Directions
Repeat every entry word for word, but leave the images out of your copy.

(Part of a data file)
_ _ _
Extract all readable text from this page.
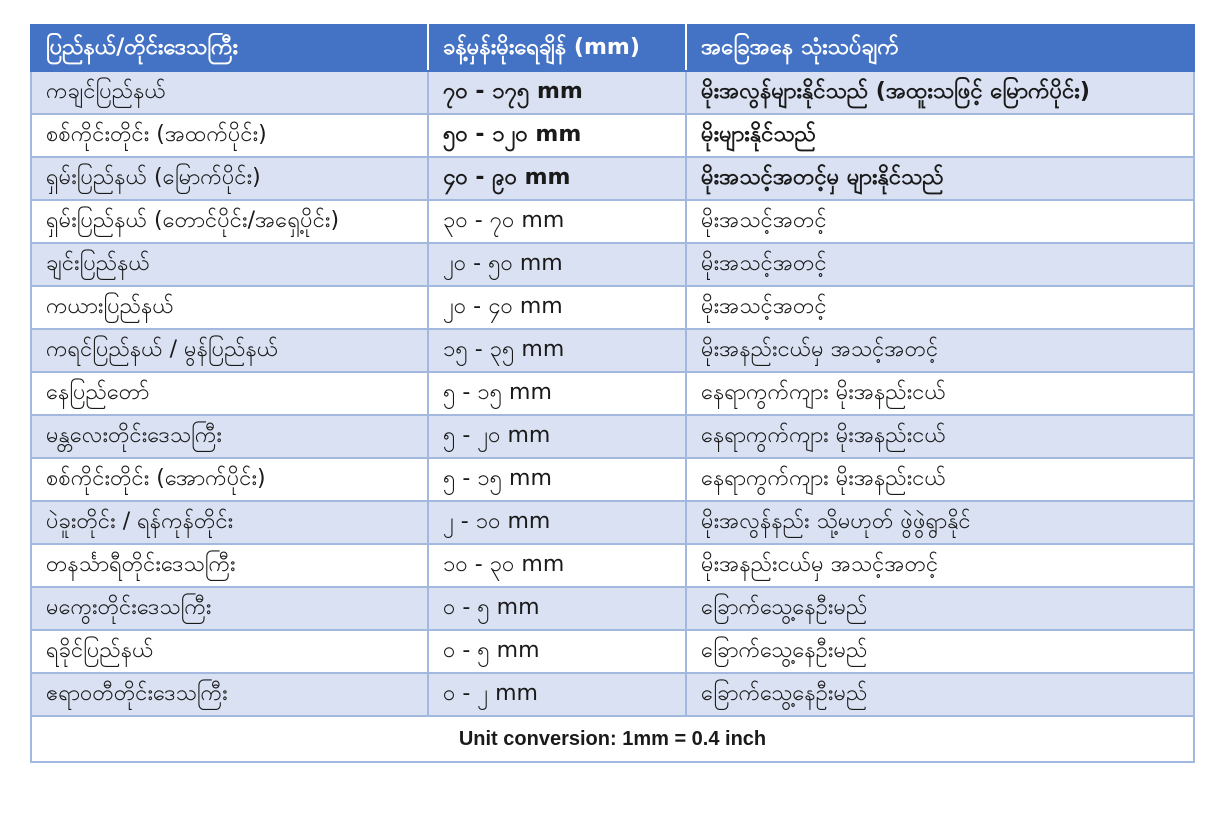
ပြည်နယ်/တိုင်းဒေသကြီး	ခန့်မှန်းမိုးရေချိန် (mm)	အခြေအနေ သုံးသပ်ချက်
ကချင်ပြည်နယ်	၇၀ - ၁၇၅ mm	မိုးအလွန်များနိုင်သည် (အထူးသဖြင့် မြောက်ပိုင်း)
စစ်ကိုင်းတိုင်း (အထက်ပိုင်း)	၅၀ - ၁၂၀ mm	မိုးများနိုင်သည်
ရှမ်းပြည်နယ် (မြောက်ပိုင်း)	၄၀ - ၉၀ mm	မိုးအသင့်အတင့်မှ များနိုင်သည်
ရှမ်းပြည်နယ် (တောင်ပိုင်း/အရှေ့ပိုင်း)	၃၀ - ၇၀ mm	မိုးအသင့်အတင့်
ချင်းပြည်နယ်	၂၀ - ၅၀ mm	မိုးအသင့်အတင့်
ကယားပြည်နယ်	၂၀ - ၄၀ mm	မိုးအသင့်အတင့်
ကရင်ပြည်နယ် / မွန်ပြည်နယ်	၁၅ - ၃၅ mm	မိုးအနည်းငယ်မှ အသင့်အတင့်
နေပြည်တော်	၅ - ၁၅ mm	နေရာကွက်ကျား မိုးအနည်းငယ်
မန္တလေးတိုင်းဒေသကြီး	၅ - ၂၀ mm	နေရာကွက်ကျား မိုးအနည်းငယ်
စစ်ကိုင်းတိုင်း (အောက်ပိုင်း)	၅ - ၁၅ mm	နေရာကွက်ကျား မိုးအနည်းငယ်
ပဲခူးတိုင်း / ရန်ကုန်တိုင်း	၂ - ၁၀ mm	မိုးအလွန်နည်း သို့မဟုတ် ဖွဲဖွဲရွာနိုင်
တနင်္သာရီတိုင်းဒေသကြီး	၁၀ - ၃၀ mm	မိုးအနည်းငယ်မှ အသင့်အတင့်
မကွေးတိုင်းဒေသကြီး	၀ - ၅ mm	ခြောက်သွေ့နေဦးမည်
ရခိုင်ပြည်နယ်	၀ - ၅ mm	ခြောက်သွေ့နေဦးမည်
ဧရာဝတီတိုင်းဒေသကြီး	၀ - ၂ mm	ခြောက်သွေ့နေဦးမည်
Unit conversion: 1mm = 0.4 inch		
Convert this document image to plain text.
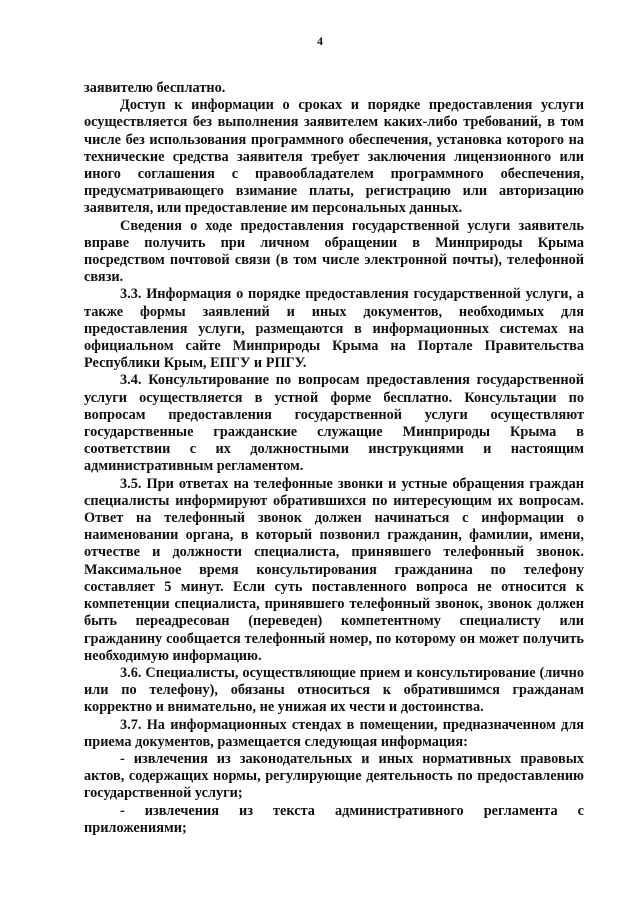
4

заявителю бесплатно.

Доступ к информации о сроках и порядке предоставления услуги осуществляется без выполнения заявителем каких-либо требований, в том числе без использования программного обеспечения, установка которого на технические средства заявителя требует заключения лицензионного или иного соглашения с правообладателем программного обеспечения, предусматривающего взимание платы, регистрацию или авторизацию заявителя, или предоставление им персональных данных.

Сведения о ходе предоставления государственной услуги заявитель вправе получить при личном обращении в Минприроды Крыма посредством почтовой связи (в том числе электронной почты), телефонной связи.

3.3. Информация о порядке предоставления государственной услуги, а также формы заявлений и иных документов, необходимых для предоставления услуги, размещаются в информационных системах на официальном сайте Минприроды Крыма на Портале Правительства Республики Крым, ЕПГУ и РПГУ.

3.4. Консультирование по вопросам предоставления государственной услуги осуществляется в устной форме бесплатно. Консультации по вопросам предоставления государственной услуги осуществляют государственные гражданские служащие Минприроды Крыма в соответствии с их должностными инструкциями и настоящим административным регламентом.

3.5. При ответах на телефонные звонки и устные обращения граждан специалисты информируют обратившихся по интересующим их вопросам. Ответ на телефонный звонок должен начинаться с информации о наименовании органа, в который позвонил гражданин, фамилии, имени, отчестве и должности специалиста, принявшего телефонный звонок. Максимальное время консультирования гражданина по телефону составляет 5 минут. Если суть поставленного вопроса не относится к компетенции специалиста, принявшего телефонный звонок, звонок должен быть переадресован (переведен) компетентному специалисту или гражданину сообщается телефонный номер, по которому он может получить необходимую информацию.

3.6. Специалисты, осуществляющие прием и консультирование (лично или по телефону), обязаны относиться к обратившимся гражданам корректно и внимательно, не унижая их чести и достоинства.

3.7. На информационных стендах в помещении, предназначенном для приема документов, размещается следующая информация:

- извлечения из законодательных и иных нормативных правовых актов, содержащих нормы, регулирующие деятельность по предоставлению государственной услуги;

- извлечения из текста административного регламента с приложениями;
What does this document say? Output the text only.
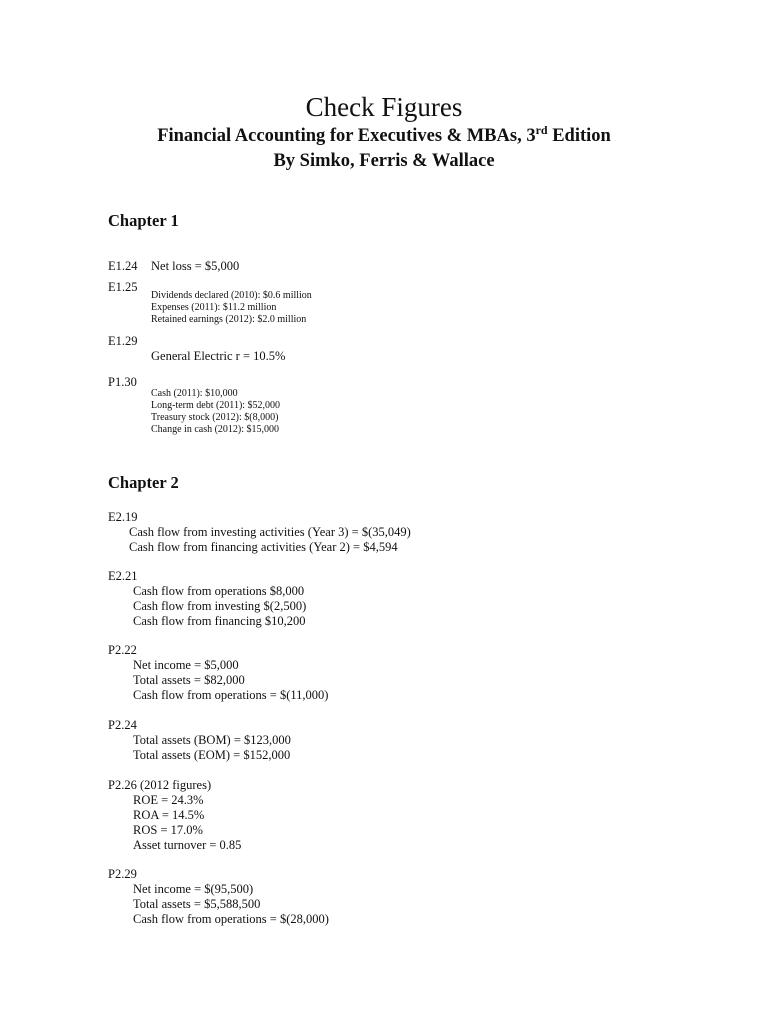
Check Figures
Financial Accounting for Executives & MBAs, 3rd Edition
By Simko, Ferris & Wallace
Chapter 1
E1.24 Net loss = $5,000
E1.25
Dividends declared (2010): $0.6 million
Expenses (2011): $11.2 million
Retained earnings (2012): $2.0 million
E1.29
General Electric r = 10.5%
P1.30
Cash (2011): $10,000
Long-term debt (2011): $52,000
Treasury stock (2012): $(8,000)
Change in cash (2012): $15,000
Chapter 2
E2.19
Cash flow from investing activities (Year 3) = $(35,049)
Cash flow from financing activities (Year 2) = $4,594
E2.21
Cash flow from operations $8,000
Cash flow from investing $(2,500)
Cash flow from financing $10,200
P2.22
Net income = $5,000
Total assets = $82,000
Cash flow from operations = $(11,000)
P2.24
Total assets (BOM) = $123,000
Total assets (EOM) = $152,000
P2.26 (2012 figures)
ROE = 24.3%
ROA = 14.5%
ROS = 17.0%
Asset turnover = 0.85
P2.29
Net income = $(95,500)
Total assets = $5,588,500
Cash flow from operations = $(28,000)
_ _ _
Finished task
Extract all readable text from this page.
ပြည်နယ်/တိုင်းဒေသကြီး	ခန့်မှန်းမိုးရေချိန် (mm)	အခြေအနေ သုံးသပ်ချက်
ကချင်ပြည်နယ်	၇၀ - ၁၇၅ mm	မိုးအလွန်များနိုင်သည် (အထူးသဖြင့် မြောက်ပိုင်း)
စစ်ကိုင်းတိုင်း (အထက်ပိုင်း)	၅၀ - ၁၂၀ mm	မိုးများနိုင်သည်
ရှမ်းပြည်နယ် (မြောက်ပိုင်း)	၄၀ - ၉၀ mm	မိုးအသင့်အတင့်မှ များနိုင်သည်
ရှမ်းပြည်နယ် (တောင်ပိုင်း/အရှေ့ပိုင်း)	၃၀ - ၇၀ mm	မိုးအသင့်အတင့်
ချင်းပြည်နယ်	၂၀ - ၅၀ mm	မိုးအသင့်အတင့်
ကယားပြည်နယ်	၂၀ - ၄၀ mm	မိုးအသင့်အတင့်
ကရင်ပြည်နယ် / မွန်ပြည်နယ်	၁၅ - ၃၅ mm	မိုးအနည်းငယ်မှ အသင့်အတင့်
နေပြည်တော်	၅ - ၁၅ mm	နေရာကွက်ကျား မိုးအနည်းငယ်
မန္တလေးတိုင်းဒေသကြီး	၅ - ၂၀ mm	နေရာကွက်ကျား မိုးအနည်းငယ်
စစ်ကိုင်းတိုင်း (အောက်ပိုင်း)	၅ - ၁၅ mm	နေရာကွက်ကျား မိုးအနည်းငယ်
ပဲခူးတိုင်း / ရန်ကုန်တိုင်း	၂ - ၁၀ mm	မိုးအလွန်နည်း သို့မဟုတ် ဖွဲဖွဲရွာနိုင်
တနင်္သာရီတိုင်းဒေသကြီး	၁၀ - ၃၀ mm	မိုးအနည်းငယ်မှ အသင့်အတင့်
မကွေးတိုင်းဒေသကြီး	၀ - ၅ mm	ခြောက်သွေ့နေဦးမည်
ရခိုင်ပြည်နယ်	၀ - ၅ mm	ခြောက်သွေ့နေဦးမည်
ဧရာဝတီတိုင်းဒေသကြီး	၀ - ၂ mm	ခြောက်သွေ့နေဦးမည်
Unit conversion: 1mm = 0.4 inch		
Convert this document image to plain text.
4

заявителю бесплатно.

Доступ к информации о сроках и порядке предоставления услуги осуществляется без выполнения заявителем каких-либо требований, в том числе без использования программного обеспечения, установка которого на технические средства заявителя требует заключения лицензионного или иного соглашения с правообладателем программного обеспечения, предусматривающего взимание платы, регистрацию или авторизацию заявителя, или предоставление им персональных данных.

Сведения о ходе предоставления государственной услуги заявитель вправе получить при личном обращении в Минприроды Крыма посредством почтовой связи (в том числе электронной почты), телефонной связи.

3.3. Информация о порядке предоставления государственной услуги, а также формы заявлений и иных документов, необходимых для предоставления услуги, размещаются в информационных системах на официальном сайте Минприроды Крыма на Портале Правительства Республики Крым, ЕПГУ и РПГУ.

3.4. Консультирование по вопросам предоставления государственной услуги осуществляется в устной форме бесплатно. Консультации по вопросам предоставления государственной услуги осуществляют государственные гражданские служащие Минприроды Крыма в соответствии с их должностными инструкциями и настоящим административным регламентом.

3.5. При ответах на телефонные звонки и устные обращения граждан специалисты информируют обратившихся по интересующим их вопросам. Ответ на телефонный звонок должен начинаться с информации о наименовании органа, в который позвонил гражданин, фамилии, имени, отчестве и должности специалиста, принявшего телефонный звонок. Максимальное время консультирования гражданина по телефону составляет 5 минут. Если суть поставленного вопроса не относится к компетенции специалиста, принявшего телефонный звонок, звонок должен быть переадресован (переведен) компетентному специалисту или гражданину сообщается телефонный номер, по которому он может получить необходимую информацию.

3.6. Специалисты, осуществляющие прием и консультирование (лично или по телефону), обязаны относиться к обратившимся гражданам корректно и внимательно, не унижая их чести и достоинства.

3.7. На информационных стендах в помещении, предназначенном для приема документов, размещается следующая информация:

- извлечения из законодательных и иных нормативных правовых актов, содержащих нормы, регулирующие деятельность по предоставлению государственной услуги;

- извлечения из текста административного регламента с приложениями;
What does this document say? Output the text only.
Check Figures
Financial Accounting for Executives & MBAs, 3rd Edition
By Simko, Ferris & Wallace
Chapter 1
E1.24 Net loss = $5,000
E1.25
Dividends declared (2010): $0.6 million
Expenses (2011): $11.2 million
Retained earnings (2012): $2.0 million
E1.29
General Electric r = 10.5%
P1.30
Cash (2011): $10,000
Long-term debt (2011): $52,000
Treasury stock (2012): $(8,000)
Change in cash (2012): $15,000
Chapter 2
E2.19
Cash flow from investing activities (Year 3) = $(35,049)
Cash flow from financing activities (Year 2) = $4,594
E2.21
Cash flow from operations $8,000
Cash flow from investing $(2,500)
Cash flow from financing $10,200
P2.22
Net income = $5,000
Total assets = $82,000
Cash flow from operations = $(11,000)
P2.24
Total assets (BOM) = $123,000
Total assets (EOM) = $152,000
P2.26 (2012 figures)
ROE = 24.3%
ROA = 14.5%
ROS = 17.0%
Asset turnover = 0.85
P2.29
Net income = $(95,500)
Total assets = $5,588,500
Cash flow from operations = $(28,000)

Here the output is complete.